▸ **Set problem**: Turn the lines below, from the very first one through the one containing "sketch-title[interactable]: 5. generatore", both included, into a Markdown table with the columns No. and Line, skipping any blank lines.

==================================================

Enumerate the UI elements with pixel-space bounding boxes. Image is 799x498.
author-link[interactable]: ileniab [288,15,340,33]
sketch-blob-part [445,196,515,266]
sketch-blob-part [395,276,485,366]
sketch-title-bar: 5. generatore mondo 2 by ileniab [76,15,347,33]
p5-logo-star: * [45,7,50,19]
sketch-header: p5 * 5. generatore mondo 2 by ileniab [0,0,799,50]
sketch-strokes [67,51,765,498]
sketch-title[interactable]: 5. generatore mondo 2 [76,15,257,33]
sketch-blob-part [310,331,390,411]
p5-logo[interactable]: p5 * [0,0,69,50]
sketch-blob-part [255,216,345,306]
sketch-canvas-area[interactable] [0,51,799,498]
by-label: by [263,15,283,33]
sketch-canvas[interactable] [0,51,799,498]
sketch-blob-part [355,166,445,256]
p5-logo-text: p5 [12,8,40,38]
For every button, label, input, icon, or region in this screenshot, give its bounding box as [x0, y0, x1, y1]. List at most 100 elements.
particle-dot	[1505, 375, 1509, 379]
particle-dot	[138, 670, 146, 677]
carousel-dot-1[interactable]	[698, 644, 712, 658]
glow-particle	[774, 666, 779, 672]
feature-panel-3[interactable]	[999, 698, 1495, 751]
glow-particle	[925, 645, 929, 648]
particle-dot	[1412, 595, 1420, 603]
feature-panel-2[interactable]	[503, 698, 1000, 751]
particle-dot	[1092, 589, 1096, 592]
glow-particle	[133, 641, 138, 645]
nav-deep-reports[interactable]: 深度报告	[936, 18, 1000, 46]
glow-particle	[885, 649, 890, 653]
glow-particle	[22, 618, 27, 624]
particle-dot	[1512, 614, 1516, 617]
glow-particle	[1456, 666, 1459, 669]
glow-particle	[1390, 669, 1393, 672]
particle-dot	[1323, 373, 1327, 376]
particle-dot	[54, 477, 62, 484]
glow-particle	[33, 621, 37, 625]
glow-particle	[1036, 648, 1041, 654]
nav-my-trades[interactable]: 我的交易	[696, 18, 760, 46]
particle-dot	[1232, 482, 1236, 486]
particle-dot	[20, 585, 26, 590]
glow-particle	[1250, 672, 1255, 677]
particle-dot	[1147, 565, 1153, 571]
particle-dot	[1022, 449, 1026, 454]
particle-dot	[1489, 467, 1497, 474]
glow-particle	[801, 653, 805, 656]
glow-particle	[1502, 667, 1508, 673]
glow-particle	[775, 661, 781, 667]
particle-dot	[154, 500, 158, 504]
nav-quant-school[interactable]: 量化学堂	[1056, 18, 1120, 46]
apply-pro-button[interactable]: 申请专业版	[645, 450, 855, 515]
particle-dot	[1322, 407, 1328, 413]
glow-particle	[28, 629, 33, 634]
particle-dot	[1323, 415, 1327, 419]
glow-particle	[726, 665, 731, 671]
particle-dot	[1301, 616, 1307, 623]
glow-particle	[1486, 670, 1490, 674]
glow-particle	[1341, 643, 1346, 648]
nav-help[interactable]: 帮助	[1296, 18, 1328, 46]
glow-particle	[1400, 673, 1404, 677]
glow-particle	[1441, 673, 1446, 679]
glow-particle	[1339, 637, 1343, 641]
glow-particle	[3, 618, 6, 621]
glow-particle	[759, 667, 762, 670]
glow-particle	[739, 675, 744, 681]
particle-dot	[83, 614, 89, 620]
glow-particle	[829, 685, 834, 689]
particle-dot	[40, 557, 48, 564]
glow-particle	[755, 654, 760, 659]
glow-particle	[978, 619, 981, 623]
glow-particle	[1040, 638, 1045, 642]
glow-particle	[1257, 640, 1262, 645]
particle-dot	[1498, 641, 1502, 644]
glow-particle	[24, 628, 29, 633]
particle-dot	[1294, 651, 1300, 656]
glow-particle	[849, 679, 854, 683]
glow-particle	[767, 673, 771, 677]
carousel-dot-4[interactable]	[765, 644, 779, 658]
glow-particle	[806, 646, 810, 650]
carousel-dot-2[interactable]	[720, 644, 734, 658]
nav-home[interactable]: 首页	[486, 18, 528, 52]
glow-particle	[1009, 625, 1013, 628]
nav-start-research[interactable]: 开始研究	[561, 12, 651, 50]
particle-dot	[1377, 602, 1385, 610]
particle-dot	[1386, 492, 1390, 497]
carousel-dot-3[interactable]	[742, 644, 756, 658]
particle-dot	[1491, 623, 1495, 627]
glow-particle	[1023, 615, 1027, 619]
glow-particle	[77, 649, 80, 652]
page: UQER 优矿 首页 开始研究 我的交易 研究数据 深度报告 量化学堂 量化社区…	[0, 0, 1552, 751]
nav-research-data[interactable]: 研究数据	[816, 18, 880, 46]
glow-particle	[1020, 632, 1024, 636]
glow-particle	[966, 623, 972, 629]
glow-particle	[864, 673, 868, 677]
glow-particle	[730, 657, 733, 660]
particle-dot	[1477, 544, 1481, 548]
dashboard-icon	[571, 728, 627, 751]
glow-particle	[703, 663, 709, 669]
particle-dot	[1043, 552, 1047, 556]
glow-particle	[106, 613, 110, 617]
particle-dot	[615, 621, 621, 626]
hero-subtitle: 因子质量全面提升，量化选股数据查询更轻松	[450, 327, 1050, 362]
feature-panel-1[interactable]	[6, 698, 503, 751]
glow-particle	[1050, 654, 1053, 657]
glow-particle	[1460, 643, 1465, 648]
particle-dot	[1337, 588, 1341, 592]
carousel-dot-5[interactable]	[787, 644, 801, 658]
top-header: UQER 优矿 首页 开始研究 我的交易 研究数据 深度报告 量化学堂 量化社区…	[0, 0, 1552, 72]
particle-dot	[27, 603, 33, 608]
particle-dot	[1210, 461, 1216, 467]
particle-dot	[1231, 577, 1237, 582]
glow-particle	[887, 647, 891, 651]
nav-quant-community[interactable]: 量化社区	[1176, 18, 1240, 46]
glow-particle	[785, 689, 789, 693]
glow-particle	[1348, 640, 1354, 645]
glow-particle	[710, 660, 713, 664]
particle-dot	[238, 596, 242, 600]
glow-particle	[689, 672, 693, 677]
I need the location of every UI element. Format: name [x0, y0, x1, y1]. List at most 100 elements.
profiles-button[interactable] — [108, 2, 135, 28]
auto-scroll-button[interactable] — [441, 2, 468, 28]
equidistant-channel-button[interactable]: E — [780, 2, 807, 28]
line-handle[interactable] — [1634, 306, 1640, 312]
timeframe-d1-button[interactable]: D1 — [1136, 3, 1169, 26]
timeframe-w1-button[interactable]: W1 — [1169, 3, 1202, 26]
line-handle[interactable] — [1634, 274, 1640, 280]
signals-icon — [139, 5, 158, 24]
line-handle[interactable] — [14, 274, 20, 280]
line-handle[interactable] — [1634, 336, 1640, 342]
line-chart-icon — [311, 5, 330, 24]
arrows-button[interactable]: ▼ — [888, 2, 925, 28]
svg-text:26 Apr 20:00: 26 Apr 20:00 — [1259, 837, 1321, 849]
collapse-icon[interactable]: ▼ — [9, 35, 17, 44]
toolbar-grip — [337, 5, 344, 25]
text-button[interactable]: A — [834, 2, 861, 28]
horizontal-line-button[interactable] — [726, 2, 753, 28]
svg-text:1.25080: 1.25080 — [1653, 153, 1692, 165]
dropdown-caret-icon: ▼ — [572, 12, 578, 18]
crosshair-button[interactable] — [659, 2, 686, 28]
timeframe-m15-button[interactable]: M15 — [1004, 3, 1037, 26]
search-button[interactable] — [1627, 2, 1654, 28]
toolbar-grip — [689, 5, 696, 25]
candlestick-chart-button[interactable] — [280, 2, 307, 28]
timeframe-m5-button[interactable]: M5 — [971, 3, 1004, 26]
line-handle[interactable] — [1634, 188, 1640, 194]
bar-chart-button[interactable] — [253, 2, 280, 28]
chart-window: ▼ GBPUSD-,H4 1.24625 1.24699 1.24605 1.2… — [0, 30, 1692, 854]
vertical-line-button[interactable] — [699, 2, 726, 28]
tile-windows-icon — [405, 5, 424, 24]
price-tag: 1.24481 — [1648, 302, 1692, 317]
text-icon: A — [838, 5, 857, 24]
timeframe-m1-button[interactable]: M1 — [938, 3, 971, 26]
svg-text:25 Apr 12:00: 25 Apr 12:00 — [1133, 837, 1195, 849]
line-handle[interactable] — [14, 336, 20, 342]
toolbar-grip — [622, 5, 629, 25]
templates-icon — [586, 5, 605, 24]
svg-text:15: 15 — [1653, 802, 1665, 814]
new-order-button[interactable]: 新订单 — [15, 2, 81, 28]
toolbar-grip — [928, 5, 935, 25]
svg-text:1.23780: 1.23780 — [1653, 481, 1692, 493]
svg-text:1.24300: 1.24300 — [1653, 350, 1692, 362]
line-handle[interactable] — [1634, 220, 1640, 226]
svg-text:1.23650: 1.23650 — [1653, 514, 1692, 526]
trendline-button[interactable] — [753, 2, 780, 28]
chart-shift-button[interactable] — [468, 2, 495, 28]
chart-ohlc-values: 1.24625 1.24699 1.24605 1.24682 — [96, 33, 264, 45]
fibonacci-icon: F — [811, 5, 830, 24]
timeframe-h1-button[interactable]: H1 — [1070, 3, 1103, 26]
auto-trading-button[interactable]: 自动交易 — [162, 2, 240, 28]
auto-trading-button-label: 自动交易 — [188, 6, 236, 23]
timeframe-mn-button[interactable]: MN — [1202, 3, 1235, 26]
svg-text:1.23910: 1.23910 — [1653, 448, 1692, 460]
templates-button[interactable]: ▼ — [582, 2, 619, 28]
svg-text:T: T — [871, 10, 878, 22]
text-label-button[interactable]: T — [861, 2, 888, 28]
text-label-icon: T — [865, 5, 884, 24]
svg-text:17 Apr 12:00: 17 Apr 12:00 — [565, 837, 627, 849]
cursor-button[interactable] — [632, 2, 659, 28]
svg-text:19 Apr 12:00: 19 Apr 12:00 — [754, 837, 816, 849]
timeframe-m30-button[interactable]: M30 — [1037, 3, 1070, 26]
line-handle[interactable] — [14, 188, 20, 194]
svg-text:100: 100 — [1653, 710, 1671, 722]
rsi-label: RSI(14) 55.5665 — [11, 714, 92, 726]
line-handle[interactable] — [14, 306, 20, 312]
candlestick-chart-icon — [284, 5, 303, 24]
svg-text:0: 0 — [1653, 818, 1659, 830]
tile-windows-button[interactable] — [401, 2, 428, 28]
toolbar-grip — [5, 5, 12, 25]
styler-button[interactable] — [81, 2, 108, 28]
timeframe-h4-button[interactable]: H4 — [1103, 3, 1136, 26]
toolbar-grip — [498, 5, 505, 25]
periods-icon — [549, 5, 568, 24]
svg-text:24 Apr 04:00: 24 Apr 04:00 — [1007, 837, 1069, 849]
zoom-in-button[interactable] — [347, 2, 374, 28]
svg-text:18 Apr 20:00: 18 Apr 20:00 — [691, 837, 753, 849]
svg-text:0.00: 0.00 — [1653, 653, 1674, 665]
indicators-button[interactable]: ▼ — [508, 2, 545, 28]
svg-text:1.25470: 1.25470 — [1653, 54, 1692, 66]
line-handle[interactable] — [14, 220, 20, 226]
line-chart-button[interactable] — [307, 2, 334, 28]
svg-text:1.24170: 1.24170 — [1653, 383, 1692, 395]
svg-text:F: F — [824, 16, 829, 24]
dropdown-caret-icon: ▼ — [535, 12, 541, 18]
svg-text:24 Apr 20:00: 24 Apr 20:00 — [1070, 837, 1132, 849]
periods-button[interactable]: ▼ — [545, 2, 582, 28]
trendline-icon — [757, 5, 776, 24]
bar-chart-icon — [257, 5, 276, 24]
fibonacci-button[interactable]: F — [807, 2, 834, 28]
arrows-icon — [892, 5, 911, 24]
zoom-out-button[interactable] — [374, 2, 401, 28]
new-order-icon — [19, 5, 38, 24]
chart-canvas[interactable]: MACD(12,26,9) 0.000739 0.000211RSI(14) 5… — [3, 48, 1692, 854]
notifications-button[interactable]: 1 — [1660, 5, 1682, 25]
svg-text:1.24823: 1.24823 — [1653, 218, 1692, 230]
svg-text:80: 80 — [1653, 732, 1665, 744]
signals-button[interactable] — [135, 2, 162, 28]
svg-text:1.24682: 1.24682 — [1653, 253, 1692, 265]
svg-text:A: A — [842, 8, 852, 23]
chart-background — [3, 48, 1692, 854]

==================================================

▸ **Right answer**:
| No. | Line |
|---|---|
| 1 | Enumerate the UI elements with pixel-space bounding boxes. Image is 799x498. |
| 2 | author-link[interactable]: ileniab [288,15,340,33] |
| 3 | sketch-blob-part [445,196,515,266] |
| 4 | sketch-blob-part [395,276,485,366] |
| 5 | sketch-title-bar: 5. generatore mondo 2 by ileniab [76,15,347,33] |
| 6 | p5-logo-star: * [45,7,50,19] |
| 7 | sketch-header: p5 * 5. generatore mondo 2 by ileniab [0,0,799,50] |
| 8 | sketch-strokes [67,51,765,498] |
| 9 | sketch-title[interactable]: 5. generatore mondo 2 [76,15,257,33] |